* BEGIN *

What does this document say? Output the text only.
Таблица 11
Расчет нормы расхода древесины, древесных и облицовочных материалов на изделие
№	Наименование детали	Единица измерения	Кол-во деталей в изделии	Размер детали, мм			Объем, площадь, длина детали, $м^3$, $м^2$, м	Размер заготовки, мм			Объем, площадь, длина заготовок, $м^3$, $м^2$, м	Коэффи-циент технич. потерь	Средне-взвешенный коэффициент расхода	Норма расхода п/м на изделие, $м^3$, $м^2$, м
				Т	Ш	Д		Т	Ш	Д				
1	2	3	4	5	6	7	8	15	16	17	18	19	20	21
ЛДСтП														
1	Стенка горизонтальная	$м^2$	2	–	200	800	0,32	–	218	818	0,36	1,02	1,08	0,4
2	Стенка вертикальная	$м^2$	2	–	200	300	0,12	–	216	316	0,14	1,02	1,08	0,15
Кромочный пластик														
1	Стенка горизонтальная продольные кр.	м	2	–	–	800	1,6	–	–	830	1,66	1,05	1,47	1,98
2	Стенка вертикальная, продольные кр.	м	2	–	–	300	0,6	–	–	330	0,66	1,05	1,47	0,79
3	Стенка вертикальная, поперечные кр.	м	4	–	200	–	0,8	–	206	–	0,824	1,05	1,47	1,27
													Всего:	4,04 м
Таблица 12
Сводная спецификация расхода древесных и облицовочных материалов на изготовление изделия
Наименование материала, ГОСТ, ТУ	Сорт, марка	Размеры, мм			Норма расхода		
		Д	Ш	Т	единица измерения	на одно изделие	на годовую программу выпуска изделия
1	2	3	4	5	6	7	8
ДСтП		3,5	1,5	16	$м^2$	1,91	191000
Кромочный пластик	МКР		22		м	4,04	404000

* END *

THE PROBLEM: All of the entries above need to be reproduced exactly.

FULL ANSWER:
What does this document say? Output the text only.
Таблица 11
Расчет нормы расхода древесины, древесных и облицовочных материалов на изделие
№	Наименование детали	Единица измерения	Кол-во деталей в изделии	Размер детали, мм			Объем, площадь, длина детали, $м^3$, $м^2$, м	Размер заготовки, мм			Объем, площадь, длина заготовок, $м^3$, $м^2$, м	Коэффи-циент технич. потерь	Средне-взвешенный коэффициент расхода	Норма расхода п/м на изделие, $м^3$, $м^2$, м
				Т	Ш	Д		Т	Ш	Д				
1	2	3	4	5	6	7	8	15	16	17	18	19	20	21
ЛДСтП														
1	Стенка горизонтальная	$м^2$	2	–	200	800	0,32	–	218	818	0,36	1,02	1,08	0,4
2	Стенка вертикальная	$м^2$	2	–	200	300	0,12	–	216	316	0,14	1,02	1,08	0,15
Кромочный пластик														
1	Стенка горизонтальная продольные кр.	м	2	–	–	800	1,6	–	–	830	1,66	1,05	1,47	1,98
2	Стенка вертикальная, продольные кр.	м	2	–	–	300	0,6	–	–	330	0,66	1,05	1,47	0,79
3	Стенка вертикальная, поперечные кр.	м	4	–	200	–	0,8	–	206	–	0,824	1,05	1,47	1,27
													Всего:	4,04 м
Таблица 12
Сводная спецификация расхода древесных и облицовочных материалов на изготовление изделия
Наименование материала, ГОСТ, ТУ	Сорт, марка	Размеры, мм			Норма расхода		
		Д	Ш	Т	единица измерения	на одно изделие	на годовую программу выпуска изделия
1	2	3	4	5	6	7	8
ДСтП		3,5	1,5	16	$м^2$	1,91	191000
Кромочный пластик	МКР		22		м	4,04	404000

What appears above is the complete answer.